### Data entries:
>>>

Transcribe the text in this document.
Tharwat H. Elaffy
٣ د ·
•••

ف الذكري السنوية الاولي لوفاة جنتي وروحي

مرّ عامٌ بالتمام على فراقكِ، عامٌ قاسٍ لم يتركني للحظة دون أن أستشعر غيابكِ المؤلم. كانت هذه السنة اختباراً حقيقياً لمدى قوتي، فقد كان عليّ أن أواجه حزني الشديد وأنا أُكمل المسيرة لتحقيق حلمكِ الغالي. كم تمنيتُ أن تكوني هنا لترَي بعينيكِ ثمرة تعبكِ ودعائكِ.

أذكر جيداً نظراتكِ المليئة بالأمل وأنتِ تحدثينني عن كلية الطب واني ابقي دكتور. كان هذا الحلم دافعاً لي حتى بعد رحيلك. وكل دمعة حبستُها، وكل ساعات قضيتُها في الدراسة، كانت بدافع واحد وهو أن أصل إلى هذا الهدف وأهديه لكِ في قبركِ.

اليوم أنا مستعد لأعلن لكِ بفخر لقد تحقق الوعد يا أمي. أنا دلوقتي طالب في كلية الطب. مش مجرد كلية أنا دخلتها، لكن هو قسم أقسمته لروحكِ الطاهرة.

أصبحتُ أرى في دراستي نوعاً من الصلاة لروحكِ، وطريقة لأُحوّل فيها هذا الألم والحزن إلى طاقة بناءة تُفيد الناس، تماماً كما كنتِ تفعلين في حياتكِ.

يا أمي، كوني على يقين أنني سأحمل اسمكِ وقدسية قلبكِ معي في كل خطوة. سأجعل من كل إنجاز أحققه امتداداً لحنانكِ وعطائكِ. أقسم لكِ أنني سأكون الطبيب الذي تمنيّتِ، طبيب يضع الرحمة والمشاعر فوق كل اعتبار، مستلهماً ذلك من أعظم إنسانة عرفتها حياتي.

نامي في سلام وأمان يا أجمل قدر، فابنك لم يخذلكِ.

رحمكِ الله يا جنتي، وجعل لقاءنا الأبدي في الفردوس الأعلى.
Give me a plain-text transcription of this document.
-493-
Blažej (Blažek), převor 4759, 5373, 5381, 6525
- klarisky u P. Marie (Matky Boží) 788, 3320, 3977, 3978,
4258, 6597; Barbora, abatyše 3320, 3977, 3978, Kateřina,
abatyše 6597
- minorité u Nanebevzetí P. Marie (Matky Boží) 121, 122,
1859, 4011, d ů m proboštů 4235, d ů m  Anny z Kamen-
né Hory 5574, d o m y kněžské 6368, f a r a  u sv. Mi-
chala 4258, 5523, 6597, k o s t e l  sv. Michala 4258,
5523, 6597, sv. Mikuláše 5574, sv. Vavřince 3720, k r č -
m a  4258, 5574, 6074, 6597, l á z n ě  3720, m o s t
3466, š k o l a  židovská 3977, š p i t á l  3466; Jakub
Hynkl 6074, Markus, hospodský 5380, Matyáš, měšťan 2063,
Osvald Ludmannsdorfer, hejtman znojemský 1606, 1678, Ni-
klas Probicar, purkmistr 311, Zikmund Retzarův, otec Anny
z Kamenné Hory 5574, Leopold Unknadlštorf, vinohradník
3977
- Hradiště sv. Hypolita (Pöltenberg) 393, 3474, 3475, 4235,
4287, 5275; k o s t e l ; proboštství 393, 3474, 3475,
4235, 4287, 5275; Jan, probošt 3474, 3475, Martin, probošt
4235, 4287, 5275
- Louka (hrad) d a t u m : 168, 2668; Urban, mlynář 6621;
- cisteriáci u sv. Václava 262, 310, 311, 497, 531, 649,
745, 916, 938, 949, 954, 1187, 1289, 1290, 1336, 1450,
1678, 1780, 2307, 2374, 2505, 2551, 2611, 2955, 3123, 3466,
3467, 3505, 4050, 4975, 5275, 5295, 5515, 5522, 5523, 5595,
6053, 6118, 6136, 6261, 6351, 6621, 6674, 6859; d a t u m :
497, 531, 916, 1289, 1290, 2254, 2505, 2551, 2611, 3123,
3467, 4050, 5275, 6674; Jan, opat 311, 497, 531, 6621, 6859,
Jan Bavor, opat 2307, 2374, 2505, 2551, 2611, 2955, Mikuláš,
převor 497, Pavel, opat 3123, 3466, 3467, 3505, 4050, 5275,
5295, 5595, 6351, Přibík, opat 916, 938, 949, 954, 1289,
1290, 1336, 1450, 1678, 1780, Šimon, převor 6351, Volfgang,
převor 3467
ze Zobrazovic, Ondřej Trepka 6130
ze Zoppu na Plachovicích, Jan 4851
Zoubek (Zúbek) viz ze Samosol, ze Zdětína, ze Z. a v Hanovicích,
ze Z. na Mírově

<<<

### Set exercise:
Print again each line of the listing above, exactly as it appears.

### Full solution:
Transcribe the text in this document.
Tharwat H. Elaffy
٣ د ·
•••

ف الذكري السنوية الاولي لوفاة جنتي وروحي

مرّ عامٌ بالتمام على فراقكِ، عامٌ قاسٍ لم يتركني للحظة دون أن أستشعر غيابكِ المؤلم. كانت هذه السنة اختباراً حقيقياً لمدى قوتي، فقد كان عليّ أن أواجه حزني الشديد وأنا أُكمل المسيرة لتحقيق حلمكِ الغالي. كم تمنيتُ أن تكوني هنا لترَي بعينيكِ ثمرة تعبكِ ودعائكِ.

أذكر جيداً نظراتكِ المليئة بالأمل وأنتِ تحدثينني عن كلية الطب واني ابقي دكتور. كان هذا الحلم دافعاً لي حتى بعد رحيلك. وكل دمعة حبستُها، وكل ساعات قضيتُها في الدراسة، كانت بدافع واحد وهو أن أصل إلى هذا الهدف وأهديه لكِ في قبركِ.

اليوم أنا مستعد لأعلن لكِ بفخر لقد تحقق الوعد يا أمي. أنا دلوقتي طالب في كلية الطب. مش مجرد كلية أنا دخلتها، لكن هو قسم أقسمته لروحكِ الطاهرة.

أصبحتُ أرى في دراستي نوعاً من الصلاة لروحكِ، وطريقة لأُحوّل فيها هذا الألم والحزن إلى طاقة بناءة تُفيد الناس، تماماً كما كنتِ تفعلين في حياتكِ.

يا أمي، كوني على يقين أنني سأحمل اسمكِ وقدسية قلبكِ معي في كل خطوة. سأجعل من كل إنجاز أحققه امتداداً لحنانكِ وعطائكِ. أقسم لكِ أنني سأكون الطبيب الذي تمنيّتِ، طبيب يضع الرحمة والمشاعر فوق كل اعتبار، مستلهماً ذلك من أعظم إنسانة عرفتها حياتي.

نامي في سلام وأمان يا أجمل قدر، فابنك لم يخذلكِ.

رحمكِ الله يا جنتي، وجعل لقاءنا الأبدي في الفردوس الأعلى.
Give me a plain-text transcription of this document.
-493-
Blažej (Blažek), převor 4759, 5373, 5381, 6525
- klarisky u P. Marie (Matky Boží) 788, 3320, 3977, 3978,
4258, 6597; Barbora, abatyše 3320, 3977, 3978, Kateřina,
abatyše 6597
- minorité u Nanebevzetí P. Marie (Matky Boží) 121, 122,
1859, 4011, d ů m proboštů 4235, d ů m  Anny z Kamen-
né Hory 5574, d o m y kněžské 6368, f a r a  u sv. Mi-
chala 4258, 5523, 6597, k o s t e l  sv. Michala 4258,
5523, 6597, sv. Mikuláše 5574, sv. Vavřince 3720, k r č -
m a  4258, 5574, 6074, 6597, l á z n ě  3720, m o s t
3466, š k o l a  židovská 3977, š p i t á l  3466; Jakub
Hynkl 6074, Markus, hospodský 5380, Matyáš, měšťan 2063,
Osvald Ludmannsdorfer, hejtman znojemský 1606, 1678, Ni-
klas Probicar, purkmistr 311, Zikmund Retzarův, otec Anny
z Kamenné Hory 5574, Leopold Unknadlštorf, vinohradník
3977
- Hradiště sv. Hypolita (Pöltenberg) 393, 3474, 3475, 4235,
4287, 5275; k o s t e l ; proboštství 393, 3474, 3475,
4235, 4287, 5275; Jan, probošt 3474, 3475, Martin, probošt
4235, 4287, 5275
- Louka (hrad) d a t u m : 168, 2668; Urban, mlynář 6621;
- cisteriáci u sv. Václava 262, 310, 311, 497, 531, 649,
745, 916, 938, 949, 954, 1187, 1289, 1290, 1336, 1450,
1678, 1780, 2307, 2374, 2505, 2551, 2611, 2955, 3123, 3466,
3467, 3505, 4050, 4975, 5275, 5295, 5515, 5522, 5523, 5595,
6053, 6118, 6136, 6261, 6351, 6621, 6674, 6859; d a t u m :
497, 531, 916, 1289, 1290, 2254, 2505, 2551, 2611, 3123,
3467, 4050, 5275, 6674; Jan, opat 311, 497, 531, 6621, 6859,
Jan Bavor, opat 2307, 2374, 2505, 2551, 2611, 2955, Mikuláš,
převor 497, Pavel, opat 3123, 3466, 3467, 3505, 4050, 5275,
5295, 5595, 6351, Přibík, opat 916, 938, 949, 954, 1289,
1290, 1336, 1450, 1678, 1780, Šimon, převor 6351, Volfgang,
převor 3467
ze Zobrazovic, Ondřej Trepka 6130
ze Zoppu na Plachovicích, Jan 4851
Zoubek (Zúbek) viz ze Samosol, ze Zdětína, ze Z. a v Hanovicích,
ze Z. na Mírově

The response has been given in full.